→ SHORT EXERCISE:
Report the number of lines in these entries that contain "seconds". Write only the number.

== RECORDS SUPPLIED ==

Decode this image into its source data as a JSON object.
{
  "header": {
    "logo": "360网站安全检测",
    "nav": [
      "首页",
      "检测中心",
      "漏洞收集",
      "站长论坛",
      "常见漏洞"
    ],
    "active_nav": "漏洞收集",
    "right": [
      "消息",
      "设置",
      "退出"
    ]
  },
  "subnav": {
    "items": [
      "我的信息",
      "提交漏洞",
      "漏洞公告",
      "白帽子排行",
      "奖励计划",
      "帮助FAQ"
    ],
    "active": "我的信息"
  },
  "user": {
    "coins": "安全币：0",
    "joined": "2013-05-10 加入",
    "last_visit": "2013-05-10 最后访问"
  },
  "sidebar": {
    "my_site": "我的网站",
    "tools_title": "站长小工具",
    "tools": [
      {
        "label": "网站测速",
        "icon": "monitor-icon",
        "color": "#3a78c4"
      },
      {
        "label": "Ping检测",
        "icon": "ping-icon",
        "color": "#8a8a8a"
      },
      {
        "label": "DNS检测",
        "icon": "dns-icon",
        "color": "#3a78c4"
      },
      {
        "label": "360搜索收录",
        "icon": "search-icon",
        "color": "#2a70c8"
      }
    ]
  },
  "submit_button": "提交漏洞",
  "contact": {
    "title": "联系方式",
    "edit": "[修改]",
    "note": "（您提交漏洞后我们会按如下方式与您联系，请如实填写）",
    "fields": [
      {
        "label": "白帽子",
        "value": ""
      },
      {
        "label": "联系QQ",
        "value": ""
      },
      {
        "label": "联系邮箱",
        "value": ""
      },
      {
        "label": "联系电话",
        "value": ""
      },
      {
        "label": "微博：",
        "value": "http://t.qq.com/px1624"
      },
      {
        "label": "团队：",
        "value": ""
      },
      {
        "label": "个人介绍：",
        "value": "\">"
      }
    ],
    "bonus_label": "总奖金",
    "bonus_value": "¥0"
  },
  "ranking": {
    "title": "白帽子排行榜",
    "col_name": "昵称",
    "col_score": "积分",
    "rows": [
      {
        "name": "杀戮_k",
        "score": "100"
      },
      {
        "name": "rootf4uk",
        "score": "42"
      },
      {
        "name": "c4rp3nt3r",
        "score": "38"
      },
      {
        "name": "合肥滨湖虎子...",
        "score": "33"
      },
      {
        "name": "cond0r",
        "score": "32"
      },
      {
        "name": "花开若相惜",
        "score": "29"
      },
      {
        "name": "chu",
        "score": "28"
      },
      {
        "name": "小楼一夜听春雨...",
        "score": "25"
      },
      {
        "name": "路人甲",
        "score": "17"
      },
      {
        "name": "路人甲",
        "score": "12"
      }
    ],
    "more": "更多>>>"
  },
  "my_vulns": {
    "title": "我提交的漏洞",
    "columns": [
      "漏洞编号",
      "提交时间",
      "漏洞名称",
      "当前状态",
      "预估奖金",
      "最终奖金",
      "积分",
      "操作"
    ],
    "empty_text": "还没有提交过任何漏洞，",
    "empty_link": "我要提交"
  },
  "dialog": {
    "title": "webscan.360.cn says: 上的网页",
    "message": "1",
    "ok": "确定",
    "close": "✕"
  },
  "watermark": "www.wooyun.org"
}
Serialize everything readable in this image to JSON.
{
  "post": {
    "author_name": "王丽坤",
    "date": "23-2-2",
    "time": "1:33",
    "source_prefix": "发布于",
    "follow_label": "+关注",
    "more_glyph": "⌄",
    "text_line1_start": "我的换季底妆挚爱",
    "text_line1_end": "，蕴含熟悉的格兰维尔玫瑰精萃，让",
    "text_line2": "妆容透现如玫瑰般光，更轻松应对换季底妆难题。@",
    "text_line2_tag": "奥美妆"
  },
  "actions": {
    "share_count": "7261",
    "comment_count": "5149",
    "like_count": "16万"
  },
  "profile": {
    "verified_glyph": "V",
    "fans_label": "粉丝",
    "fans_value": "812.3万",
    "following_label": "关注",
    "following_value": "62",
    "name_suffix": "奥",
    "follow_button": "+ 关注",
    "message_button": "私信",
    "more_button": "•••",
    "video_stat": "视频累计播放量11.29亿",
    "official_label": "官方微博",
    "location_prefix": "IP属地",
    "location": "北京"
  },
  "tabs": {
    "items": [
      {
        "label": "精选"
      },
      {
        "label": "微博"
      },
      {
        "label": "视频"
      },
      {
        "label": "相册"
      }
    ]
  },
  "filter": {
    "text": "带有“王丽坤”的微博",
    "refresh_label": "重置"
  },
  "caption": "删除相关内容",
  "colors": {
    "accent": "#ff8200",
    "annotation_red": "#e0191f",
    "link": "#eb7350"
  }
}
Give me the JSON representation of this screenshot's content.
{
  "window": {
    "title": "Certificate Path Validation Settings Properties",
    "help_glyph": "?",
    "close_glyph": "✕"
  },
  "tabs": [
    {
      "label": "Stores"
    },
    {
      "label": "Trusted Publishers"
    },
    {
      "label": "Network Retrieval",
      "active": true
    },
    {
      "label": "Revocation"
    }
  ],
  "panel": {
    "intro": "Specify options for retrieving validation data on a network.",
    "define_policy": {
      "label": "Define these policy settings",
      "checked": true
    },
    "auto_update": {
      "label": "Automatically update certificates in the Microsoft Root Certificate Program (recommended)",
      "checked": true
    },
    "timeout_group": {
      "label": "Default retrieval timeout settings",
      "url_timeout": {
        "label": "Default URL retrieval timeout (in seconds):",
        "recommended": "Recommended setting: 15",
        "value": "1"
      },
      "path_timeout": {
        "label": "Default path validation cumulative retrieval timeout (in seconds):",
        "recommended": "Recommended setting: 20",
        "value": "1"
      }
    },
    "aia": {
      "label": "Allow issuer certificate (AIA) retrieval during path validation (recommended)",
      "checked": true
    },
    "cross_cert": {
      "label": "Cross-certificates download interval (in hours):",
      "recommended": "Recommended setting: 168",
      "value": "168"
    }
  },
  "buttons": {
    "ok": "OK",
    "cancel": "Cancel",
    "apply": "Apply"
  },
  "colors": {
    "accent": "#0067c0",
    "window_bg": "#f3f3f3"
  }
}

===

→ SOLUTION TO THE PROBLEM:
2